### [ROWS]

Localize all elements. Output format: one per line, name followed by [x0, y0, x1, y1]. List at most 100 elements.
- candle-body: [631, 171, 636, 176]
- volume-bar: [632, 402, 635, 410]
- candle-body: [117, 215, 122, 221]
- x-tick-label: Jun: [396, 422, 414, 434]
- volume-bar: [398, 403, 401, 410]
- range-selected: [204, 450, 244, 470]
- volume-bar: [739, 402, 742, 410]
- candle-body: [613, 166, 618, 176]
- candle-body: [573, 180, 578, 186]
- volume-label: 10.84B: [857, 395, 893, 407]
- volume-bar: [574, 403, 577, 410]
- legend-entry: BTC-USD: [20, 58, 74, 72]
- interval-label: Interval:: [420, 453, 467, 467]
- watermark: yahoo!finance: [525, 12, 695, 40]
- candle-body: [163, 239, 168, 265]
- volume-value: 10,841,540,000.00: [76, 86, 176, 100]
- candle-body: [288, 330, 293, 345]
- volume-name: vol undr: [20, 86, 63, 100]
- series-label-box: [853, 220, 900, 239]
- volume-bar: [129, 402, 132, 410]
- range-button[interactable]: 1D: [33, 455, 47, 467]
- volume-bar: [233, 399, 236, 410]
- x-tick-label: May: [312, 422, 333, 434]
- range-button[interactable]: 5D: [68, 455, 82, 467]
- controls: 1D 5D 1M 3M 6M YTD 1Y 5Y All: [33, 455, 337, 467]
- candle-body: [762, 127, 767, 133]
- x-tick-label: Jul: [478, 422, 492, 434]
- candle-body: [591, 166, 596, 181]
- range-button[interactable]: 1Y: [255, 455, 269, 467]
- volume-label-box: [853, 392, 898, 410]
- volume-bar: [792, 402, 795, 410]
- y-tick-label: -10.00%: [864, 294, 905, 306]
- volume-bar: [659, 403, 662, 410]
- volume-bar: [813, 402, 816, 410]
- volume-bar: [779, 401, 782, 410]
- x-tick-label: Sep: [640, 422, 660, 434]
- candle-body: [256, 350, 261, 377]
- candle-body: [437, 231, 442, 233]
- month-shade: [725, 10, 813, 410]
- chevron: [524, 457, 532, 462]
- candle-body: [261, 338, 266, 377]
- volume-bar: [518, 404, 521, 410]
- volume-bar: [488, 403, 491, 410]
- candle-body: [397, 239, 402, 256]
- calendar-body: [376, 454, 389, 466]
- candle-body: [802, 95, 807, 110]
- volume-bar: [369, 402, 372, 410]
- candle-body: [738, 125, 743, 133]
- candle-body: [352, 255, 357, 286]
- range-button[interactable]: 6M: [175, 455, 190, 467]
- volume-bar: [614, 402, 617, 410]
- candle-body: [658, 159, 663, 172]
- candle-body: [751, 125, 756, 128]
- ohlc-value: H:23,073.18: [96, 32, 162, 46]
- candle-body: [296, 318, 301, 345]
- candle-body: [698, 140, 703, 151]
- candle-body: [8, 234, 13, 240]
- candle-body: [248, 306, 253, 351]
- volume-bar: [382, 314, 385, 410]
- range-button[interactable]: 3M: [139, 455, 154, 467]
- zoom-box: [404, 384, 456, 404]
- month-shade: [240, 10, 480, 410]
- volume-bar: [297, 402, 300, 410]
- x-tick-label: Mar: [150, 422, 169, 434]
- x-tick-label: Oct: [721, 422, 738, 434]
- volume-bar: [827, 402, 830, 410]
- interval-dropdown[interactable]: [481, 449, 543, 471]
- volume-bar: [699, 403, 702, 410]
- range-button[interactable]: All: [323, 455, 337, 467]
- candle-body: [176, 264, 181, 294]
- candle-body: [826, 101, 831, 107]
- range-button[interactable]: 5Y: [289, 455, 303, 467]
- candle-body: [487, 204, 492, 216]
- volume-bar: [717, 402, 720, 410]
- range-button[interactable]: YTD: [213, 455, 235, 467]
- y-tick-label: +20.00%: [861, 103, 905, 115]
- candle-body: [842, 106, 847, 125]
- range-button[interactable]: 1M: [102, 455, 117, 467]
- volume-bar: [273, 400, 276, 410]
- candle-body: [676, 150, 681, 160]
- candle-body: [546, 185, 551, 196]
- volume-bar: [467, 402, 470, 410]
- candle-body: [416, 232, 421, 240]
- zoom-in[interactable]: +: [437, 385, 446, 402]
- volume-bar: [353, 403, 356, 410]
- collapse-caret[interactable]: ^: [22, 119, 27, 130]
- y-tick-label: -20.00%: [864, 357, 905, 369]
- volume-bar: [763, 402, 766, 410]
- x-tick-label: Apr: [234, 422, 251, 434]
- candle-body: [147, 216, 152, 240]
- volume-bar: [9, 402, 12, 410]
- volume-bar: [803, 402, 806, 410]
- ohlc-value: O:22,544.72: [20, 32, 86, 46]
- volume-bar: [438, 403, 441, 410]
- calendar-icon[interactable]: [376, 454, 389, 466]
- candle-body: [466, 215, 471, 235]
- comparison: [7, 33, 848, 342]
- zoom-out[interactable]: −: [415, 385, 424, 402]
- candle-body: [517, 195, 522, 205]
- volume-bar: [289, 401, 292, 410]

### [EXERCISE PROMPT]
Copy out the records word for word, starting at the very beginning and ending with the line that contains "- candle-body: [751, 125, 756, 128]", both ends included.

### [CORRECT RESPONSE]
Localize all elements. Output format: one per line, name followed by [x0, y0, x1, y1]. List at most 100 elements.
- candle-body: [631, 171, 636, 176]
- volume-bar: [632, 402, 635, 410]
- candle-body: [117, 215, 122, 221]
- x-tick-label: Jun: [396, 422, 414, 434]
- volume-bar: [398, 403, 401, 410]
- range-selected: [204, 450, 244, 470]
- volume-bar: [739, 402, 742, 410]
- candle-body: [613, 166, 618, 176]
- candle-body: [573, 180, 578, 186]
- volume-label: 10.84B: [857, 395, 893, 407]
- volume-bar: [574, 403, 577, 410]
- legend-entry: BTC-USD: [20, 58, 74, 72]
- interval-label: Interval:: [420, 453, 467, 467]
- watermark: yahoo!finance: [525, 12, 695, 40]
- candle-body: [163, 239, 168, 265]
- volume-value: 10,841,540,000.00: [76, 86, 176, 100]
- candle-body: [288, 330, 293, 345]
- volume-name: vol undr: [20, 86, 63, 100]
- series-label-box: [853, 220, 900, 239]
- volume-bar: [129, 402, 132, 410]
- range-button[interactable]: 1D: [33, 455, 47, 467]
- volume-bar: [233, 399, 236, 410]
- x-tick-label: May: [312, 422, 333, 434]
- range-button[interactable]: 5D: [68, 455, 82, 467]
- controls: 1D 5D 1M 3M 6M YTD 1Y 5Y All: [33, 455, 337, 467]
- candle-body: [762, 127, 767, 133]
- x-tick-label: Jul: [478, 422, 492, 434]
- candle-body: [591, 166, 596, 181]
- range-button[interactable]: 1Y: [255, 455, 269, 467]
- volume-label-box: [853, 392, 898, 410]
- volume-bar: [792, 402, 795, 410]
- y-tick-label: -10.00%: [864, 294, 905, 306]
- volume-bar: [659, 403, 662, 410]
- volume-bar: [813, 402, 816, 410]
- volume-bar: [779, 401, 782, 410]
- x-tick-label: Sep: [640, 422, 660, 434]
- candle-body: [256, 350, 261, 377]
- candle-body: [437, 231, 442, 233]
- month-shade: [725, 10, 813, 410]
- chevron: [524, 457, 532, 462]
- candle-body: [261, 338, 266, 377]
- volume-bar: [518, 404, 521, 410]
- volume-bar: [488, 403, 491, 410]
- candle-body: [397, 239, 402, 256]
- calendar-body: [376, 454, 389, 466]
- candle-body: [802, 95, 807, 110]
- volume-bar: [369, 402, 372, 410]
- candle-body: [738, 125, 743, 133]
- candle-body: [352, 255, 357, 286]
- range-button[interactable]: 6M: [175, 455, 190, 467]
- volume-bar: [614, 402, 617, 410]
- candle-body: [658, 159, 663, 172]
- candle-body: [751, 125, 756, 128]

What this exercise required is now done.